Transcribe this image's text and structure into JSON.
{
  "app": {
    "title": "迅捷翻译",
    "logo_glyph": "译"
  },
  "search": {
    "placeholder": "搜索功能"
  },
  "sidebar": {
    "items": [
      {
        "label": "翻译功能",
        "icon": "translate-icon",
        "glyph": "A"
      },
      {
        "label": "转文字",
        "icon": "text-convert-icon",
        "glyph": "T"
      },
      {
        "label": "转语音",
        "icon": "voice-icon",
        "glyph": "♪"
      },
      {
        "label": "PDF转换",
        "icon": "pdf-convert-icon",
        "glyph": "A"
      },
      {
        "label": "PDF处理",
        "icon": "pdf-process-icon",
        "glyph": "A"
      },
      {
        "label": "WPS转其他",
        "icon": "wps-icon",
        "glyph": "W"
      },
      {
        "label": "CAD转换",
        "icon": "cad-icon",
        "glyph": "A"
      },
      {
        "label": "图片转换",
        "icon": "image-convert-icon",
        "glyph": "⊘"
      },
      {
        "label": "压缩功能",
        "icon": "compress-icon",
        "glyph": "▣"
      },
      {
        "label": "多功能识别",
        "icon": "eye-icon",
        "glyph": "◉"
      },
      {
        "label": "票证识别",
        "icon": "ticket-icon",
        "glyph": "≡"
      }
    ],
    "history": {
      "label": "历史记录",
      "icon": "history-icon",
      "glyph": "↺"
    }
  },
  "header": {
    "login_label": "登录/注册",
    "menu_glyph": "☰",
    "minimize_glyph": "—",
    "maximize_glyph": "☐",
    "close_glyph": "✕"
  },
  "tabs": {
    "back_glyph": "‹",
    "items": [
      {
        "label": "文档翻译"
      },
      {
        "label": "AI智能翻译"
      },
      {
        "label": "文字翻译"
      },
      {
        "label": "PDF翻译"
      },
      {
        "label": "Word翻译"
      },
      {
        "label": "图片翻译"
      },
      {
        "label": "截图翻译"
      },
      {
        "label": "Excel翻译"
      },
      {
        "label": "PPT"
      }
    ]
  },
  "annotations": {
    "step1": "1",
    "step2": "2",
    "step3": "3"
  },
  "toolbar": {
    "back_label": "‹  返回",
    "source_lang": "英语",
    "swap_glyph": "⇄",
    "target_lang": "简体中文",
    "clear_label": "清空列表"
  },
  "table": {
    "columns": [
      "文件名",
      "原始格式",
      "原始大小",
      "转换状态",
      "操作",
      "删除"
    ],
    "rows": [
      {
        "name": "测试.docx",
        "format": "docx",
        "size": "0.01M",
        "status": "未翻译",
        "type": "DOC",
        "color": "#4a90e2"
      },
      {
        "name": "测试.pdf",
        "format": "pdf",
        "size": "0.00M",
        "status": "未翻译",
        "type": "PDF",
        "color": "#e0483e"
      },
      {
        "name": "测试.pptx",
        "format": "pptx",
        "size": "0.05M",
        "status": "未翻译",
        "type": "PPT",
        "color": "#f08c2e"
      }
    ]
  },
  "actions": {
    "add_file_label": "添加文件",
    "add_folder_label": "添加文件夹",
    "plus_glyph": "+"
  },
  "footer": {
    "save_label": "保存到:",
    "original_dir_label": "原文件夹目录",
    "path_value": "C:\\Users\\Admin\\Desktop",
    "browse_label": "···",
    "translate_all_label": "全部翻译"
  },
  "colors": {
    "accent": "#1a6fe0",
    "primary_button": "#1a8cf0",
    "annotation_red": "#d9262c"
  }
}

============================================================

Select every line above that contains the word "image", and copy it.

▶ _THE SOLUTION_:
Transcribe this image's text and structure into JSON.
        "icon": "image-convert-icon",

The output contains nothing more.